▶ _Record extracts_:

* * * *

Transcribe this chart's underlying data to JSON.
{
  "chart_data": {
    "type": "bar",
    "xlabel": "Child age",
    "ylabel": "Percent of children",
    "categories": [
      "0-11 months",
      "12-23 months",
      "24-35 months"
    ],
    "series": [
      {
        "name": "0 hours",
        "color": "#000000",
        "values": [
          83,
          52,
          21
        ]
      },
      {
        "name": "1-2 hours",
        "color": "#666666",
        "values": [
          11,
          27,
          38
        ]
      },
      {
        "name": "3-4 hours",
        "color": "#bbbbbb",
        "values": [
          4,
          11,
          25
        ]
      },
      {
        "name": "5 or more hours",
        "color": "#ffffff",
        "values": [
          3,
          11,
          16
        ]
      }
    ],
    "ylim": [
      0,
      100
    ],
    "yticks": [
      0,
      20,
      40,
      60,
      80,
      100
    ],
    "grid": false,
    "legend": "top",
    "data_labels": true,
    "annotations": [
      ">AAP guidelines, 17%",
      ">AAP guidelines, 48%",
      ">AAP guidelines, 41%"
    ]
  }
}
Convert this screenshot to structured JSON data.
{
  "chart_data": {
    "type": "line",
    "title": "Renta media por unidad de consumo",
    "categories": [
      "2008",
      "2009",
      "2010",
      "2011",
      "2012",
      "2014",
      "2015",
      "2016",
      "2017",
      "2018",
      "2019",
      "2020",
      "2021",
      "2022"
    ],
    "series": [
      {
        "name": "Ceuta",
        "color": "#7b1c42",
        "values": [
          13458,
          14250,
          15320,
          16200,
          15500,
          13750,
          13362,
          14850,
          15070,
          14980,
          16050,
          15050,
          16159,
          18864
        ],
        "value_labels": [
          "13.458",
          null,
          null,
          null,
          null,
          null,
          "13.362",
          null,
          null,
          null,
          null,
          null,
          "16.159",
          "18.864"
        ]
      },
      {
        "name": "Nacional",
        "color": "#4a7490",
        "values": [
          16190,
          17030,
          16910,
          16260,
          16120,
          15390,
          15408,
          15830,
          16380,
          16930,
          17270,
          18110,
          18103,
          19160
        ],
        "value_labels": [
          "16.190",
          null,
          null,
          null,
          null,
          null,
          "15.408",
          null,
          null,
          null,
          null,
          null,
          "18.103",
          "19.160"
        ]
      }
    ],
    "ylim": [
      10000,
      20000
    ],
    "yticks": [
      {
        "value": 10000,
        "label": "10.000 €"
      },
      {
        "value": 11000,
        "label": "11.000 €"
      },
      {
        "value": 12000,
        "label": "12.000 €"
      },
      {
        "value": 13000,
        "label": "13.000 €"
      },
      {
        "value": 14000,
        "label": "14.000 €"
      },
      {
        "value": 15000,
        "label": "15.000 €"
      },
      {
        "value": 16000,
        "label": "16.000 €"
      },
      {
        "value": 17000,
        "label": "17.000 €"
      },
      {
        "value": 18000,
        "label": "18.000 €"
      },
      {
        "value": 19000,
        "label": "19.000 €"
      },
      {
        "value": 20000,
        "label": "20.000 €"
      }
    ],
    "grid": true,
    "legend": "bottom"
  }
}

* * * *

▶ _Objective_: Extract all of the data shown above and repeat it verbatim.

▶ _Output of the exercise_:
Transcribe this chart's underlying data to JSON.
{
  "chart_data": {
    "type": "bar",
    "xlabel": "Child age",
    "ylabel": "Percent of children",
    "categories": [
      "0-11 months",
      "12-23 months",
      "24-35 months"
    ],
    "series": [
      {
        "name": "0 hours",
        "color": "#000000",
        "values": [
          83,
          52,
          21
        ]
      },
      {
        "name": "1-2 hours",
        "color": "#666666",
        "values": [
          11,
          27,
          38
        ]
      },
      {
        "name": "3-4 hours",
        "color": "#bbbbbb",
        "values": [
          4,
          11,
          25
        ]
      },
      {
        "name": "5 or more hours",
        "color": "#ffffff",
        "values": [
          3,
          11,
          16
        ]
      }
    ],
    "ylim": [
      0,
      100
    ],
    "yticks": [
      0,
      20,
      40,
      60,
      80,
      100
    ],
    "grid": false,
    "legend": "top",
    "data_labels": true,
    "annotations": [
      ">AAP guidelines, 17%",
      ">AAP guidelines, 48%",
      ">AAP guidelines, 41%"
    ]
  }
}
Convert this screenshot to structured JSON data.
{
  "chart_data": {
    "type": "line",
    "title": "Renta media por unidad de consumo",
    "categories": [
      "2008",
      "2009",
      "2010",
      "2011",
      "2012",
      "2014",
      "2015",
      "2016",
      "2017",
      "2018",
      "2019",
      "2020",
      "2021",
      "2022"
    ],
    "series": [
      {
        "name": "Ceuta",
        "color": "#7b1c42",
        "values": [
          13458,
          14250,
          15320,
          16200,
          15500,
          13750,
          13362,
          14850,
          15070,
          14980,
          16050,
          15050,
          16159,
          18864
        ],
        "value_labels": [
          "13.458",
          null,
          null,
          null,
          null,
          null,
          "13.362",
          null,
          null,
          null,
          null,
          null,
          "16.159",
          "18.864"
        ]
      },
      {
        "name": "Nacional",
        "color": "#4a7490",
        "values": [
          16190,
          17030,
          16910,
          16260,
          16120,
          15390,
          15408,
          15830,
          16380,
          16930,
          17270,
          18110,
          18103,
          19160
        ],
        "value_labels": [
          "16.190",
          null,
          null,
          null,
          null,
          null,
          "15.408",
          null,
          null,
          null,
          null,
          null,
          "18.103",
          "19.160"
        ]
      }
    ],
    "ylim": [
      10000,
      20000
    ],
    "yticks": [
      {
        "value": 10000,
        "label": "10.000 €"
      },
      {
        "value": 11000,
        "label": "11.000 €"
      },
      {
        "value": 12000,
        "label": "12.000 €"
      },
      {
        "value": 13000,
        "label": "13.000 €"
      },
      {
        "value": 14000,
        "label": "14.000 €"
      },
      {
        "value": 15000,
        "label": "15.000 €"
      },
      {
        "value": 16000,
        "label": "16.000 €"
      },
      {
        "value": 17000,
        "label": "17.000 €"
      },
      {
        "value": 18000,
        "label": "18.000 €"
      },
      {
        "value": 19000,
        "label": "19.000 €"
      },
      {
        "value": 20000,
        "label": "20.000 €"
      }
    ],
    "grid": true,
    "legend": "bottom"
  }
}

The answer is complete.